- WHAT YOU NEED TO DO: In the material below, find every line with "omnes" and pull it out.

- WORKING DATA:
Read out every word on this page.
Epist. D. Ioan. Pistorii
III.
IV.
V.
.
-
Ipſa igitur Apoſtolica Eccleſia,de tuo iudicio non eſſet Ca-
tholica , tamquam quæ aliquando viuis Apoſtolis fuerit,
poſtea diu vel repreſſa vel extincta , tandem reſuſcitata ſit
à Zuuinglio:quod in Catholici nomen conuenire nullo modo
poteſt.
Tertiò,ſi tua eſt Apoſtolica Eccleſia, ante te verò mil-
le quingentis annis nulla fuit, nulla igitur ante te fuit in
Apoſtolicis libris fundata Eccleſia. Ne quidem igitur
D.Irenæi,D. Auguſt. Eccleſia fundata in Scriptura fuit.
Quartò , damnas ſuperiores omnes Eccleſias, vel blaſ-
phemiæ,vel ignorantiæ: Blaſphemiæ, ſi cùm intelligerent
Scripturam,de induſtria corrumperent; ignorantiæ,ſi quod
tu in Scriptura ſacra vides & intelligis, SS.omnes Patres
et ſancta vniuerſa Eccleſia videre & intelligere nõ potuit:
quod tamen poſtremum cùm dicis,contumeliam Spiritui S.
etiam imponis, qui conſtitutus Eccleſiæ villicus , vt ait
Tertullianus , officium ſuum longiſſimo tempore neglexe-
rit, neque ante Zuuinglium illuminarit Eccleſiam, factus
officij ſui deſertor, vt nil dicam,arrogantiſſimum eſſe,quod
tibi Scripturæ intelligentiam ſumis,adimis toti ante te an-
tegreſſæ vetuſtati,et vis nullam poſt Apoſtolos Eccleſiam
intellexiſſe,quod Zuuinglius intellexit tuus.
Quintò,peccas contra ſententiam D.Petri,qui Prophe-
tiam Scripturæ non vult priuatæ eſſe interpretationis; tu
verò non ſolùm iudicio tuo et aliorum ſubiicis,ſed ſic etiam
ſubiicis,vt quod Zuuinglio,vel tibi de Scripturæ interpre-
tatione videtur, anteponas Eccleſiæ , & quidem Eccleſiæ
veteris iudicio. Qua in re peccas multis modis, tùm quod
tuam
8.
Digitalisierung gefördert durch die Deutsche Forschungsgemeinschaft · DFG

- EXERCISE ANSWER:
Quartò , damnas ſuperiores omnes Eccleſias, vel blaſ-
tu in Scriptura ſacra vides & intelligis, SS.omnes Patres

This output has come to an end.